What you will do: Locate the string "concerns" in the records below. Copy every line where it occurs.

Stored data
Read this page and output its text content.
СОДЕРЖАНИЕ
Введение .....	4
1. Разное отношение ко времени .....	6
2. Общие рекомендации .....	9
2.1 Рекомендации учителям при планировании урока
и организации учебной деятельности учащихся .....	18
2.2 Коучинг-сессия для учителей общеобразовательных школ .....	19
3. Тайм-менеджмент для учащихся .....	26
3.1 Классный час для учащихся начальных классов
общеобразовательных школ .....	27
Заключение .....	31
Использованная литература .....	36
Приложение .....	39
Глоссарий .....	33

==

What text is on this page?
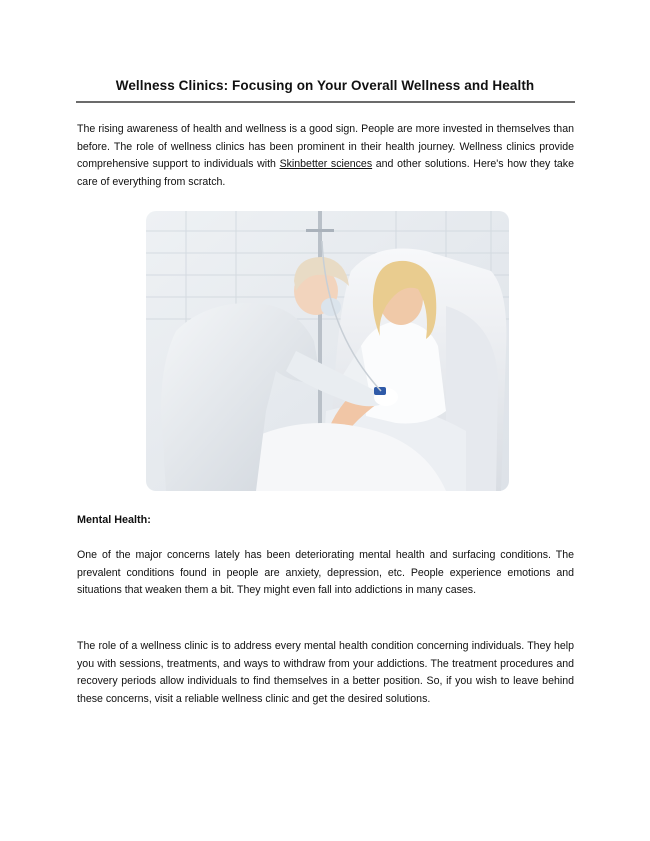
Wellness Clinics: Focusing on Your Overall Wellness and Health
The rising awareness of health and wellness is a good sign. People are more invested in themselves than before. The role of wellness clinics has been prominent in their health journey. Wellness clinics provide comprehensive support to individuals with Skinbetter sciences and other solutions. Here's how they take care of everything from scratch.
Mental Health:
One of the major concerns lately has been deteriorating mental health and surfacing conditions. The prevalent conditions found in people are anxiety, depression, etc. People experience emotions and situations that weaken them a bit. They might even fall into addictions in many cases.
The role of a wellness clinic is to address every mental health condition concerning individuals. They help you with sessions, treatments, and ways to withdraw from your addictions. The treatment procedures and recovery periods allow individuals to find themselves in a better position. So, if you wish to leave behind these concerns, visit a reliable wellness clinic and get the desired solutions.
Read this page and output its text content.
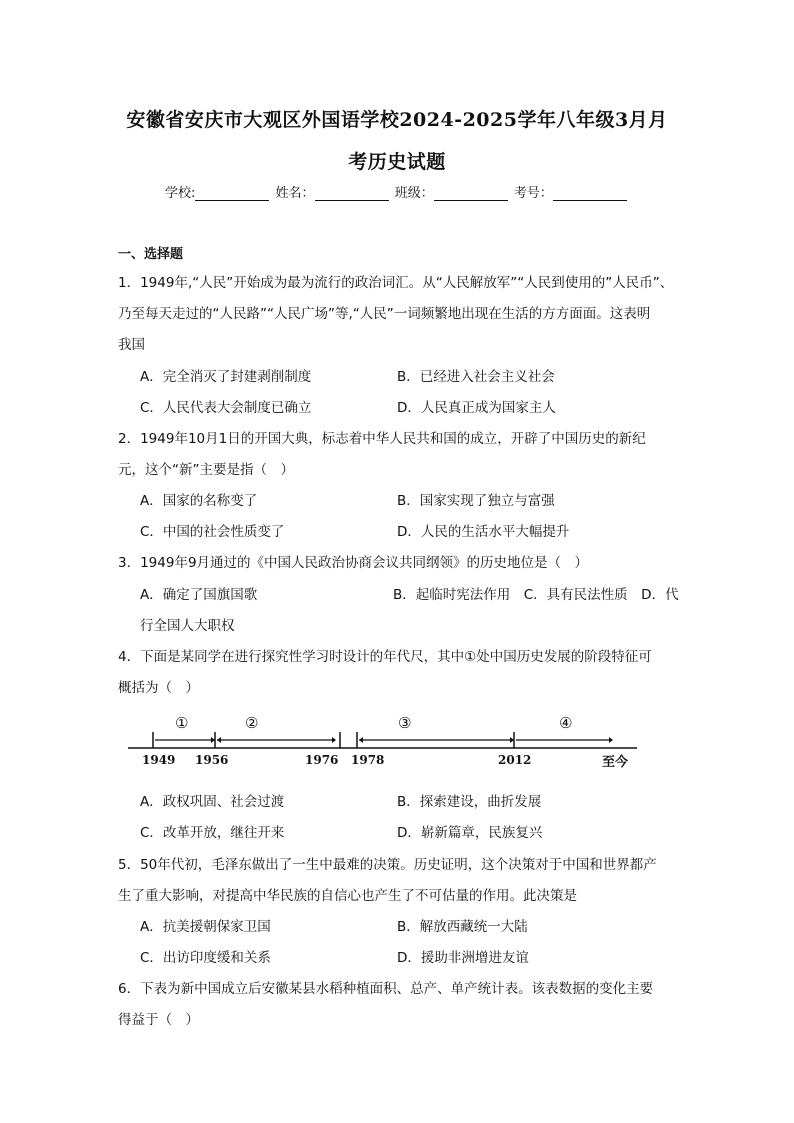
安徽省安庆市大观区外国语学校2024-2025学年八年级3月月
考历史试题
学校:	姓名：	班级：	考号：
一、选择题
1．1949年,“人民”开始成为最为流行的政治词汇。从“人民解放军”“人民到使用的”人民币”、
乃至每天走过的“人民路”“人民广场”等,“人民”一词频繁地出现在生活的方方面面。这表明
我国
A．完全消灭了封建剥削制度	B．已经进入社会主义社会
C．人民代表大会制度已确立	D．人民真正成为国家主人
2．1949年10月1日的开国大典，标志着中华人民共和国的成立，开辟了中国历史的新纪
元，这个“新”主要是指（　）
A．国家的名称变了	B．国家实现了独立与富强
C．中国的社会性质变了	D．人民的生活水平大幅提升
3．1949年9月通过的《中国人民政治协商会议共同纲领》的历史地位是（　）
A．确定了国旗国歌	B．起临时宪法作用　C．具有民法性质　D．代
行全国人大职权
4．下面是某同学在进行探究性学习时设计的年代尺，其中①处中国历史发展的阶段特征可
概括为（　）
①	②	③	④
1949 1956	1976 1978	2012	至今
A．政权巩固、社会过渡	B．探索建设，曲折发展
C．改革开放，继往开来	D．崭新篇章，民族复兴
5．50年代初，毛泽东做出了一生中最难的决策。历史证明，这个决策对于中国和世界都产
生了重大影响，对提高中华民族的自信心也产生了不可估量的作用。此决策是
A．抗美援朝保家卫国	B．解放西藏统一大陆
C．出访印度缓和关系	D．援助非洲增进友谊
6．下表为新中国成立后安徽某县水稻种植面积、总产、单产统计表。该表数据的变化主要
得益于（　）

...

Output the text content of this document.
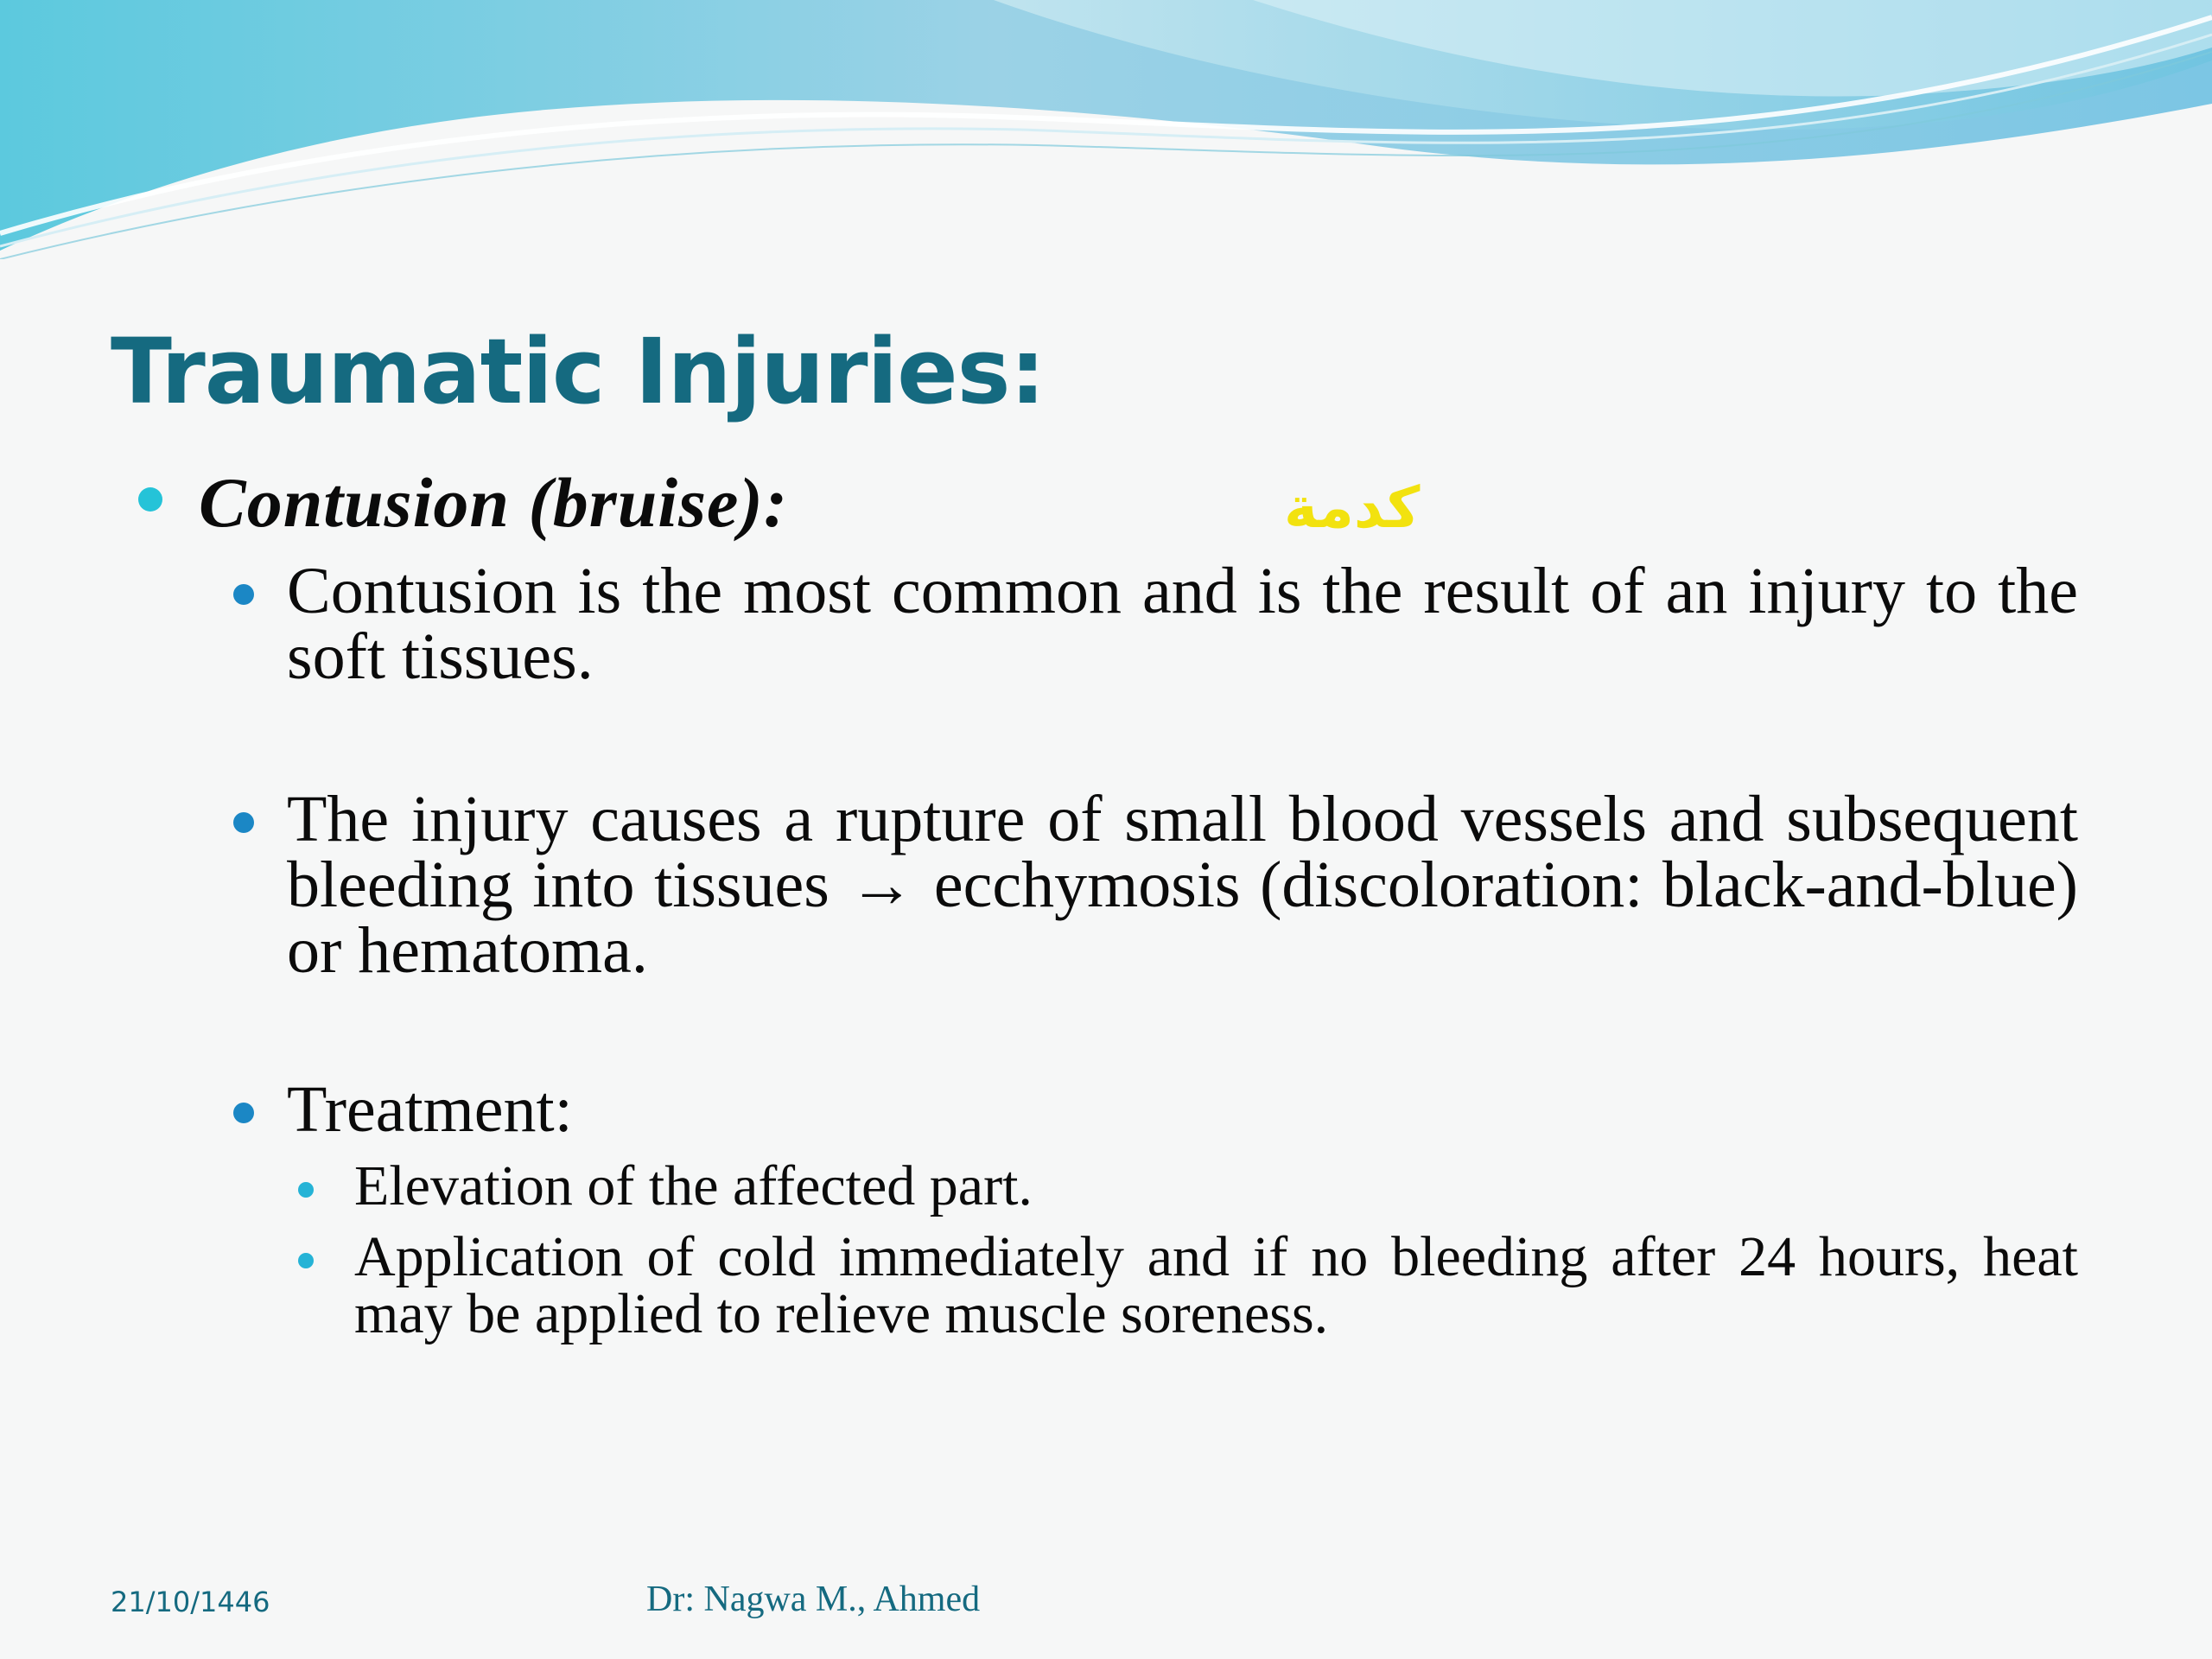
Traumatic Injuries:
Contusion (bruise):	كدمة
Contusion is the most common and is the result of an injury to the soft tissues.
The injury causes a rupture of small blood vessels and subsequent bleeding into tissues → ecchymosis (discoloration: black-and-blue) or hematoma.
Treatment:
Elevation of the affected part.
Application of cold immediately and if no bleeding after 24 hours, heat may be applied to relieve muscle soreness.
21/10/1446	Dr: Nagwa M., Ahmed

Task answer:
One of the major concerns lately has been deteriorating mental health and surfacing conditions. The prevalent conditions found in people are anxiety, depression, etc. People experience emotions and situations that weaken them a bit. They might even fall into addictions in many cases.
The role of a wellness clinic is to address every mental health condition concerning individuals. They help you with sessions, treatments, and ways to withdraw from your addictions. The treatment procedures and recovery periods allow individuals to find themselves in a better position. So, if you wish to leave behind these concerns, visit a reliable wellness clinic and get the desired solutions.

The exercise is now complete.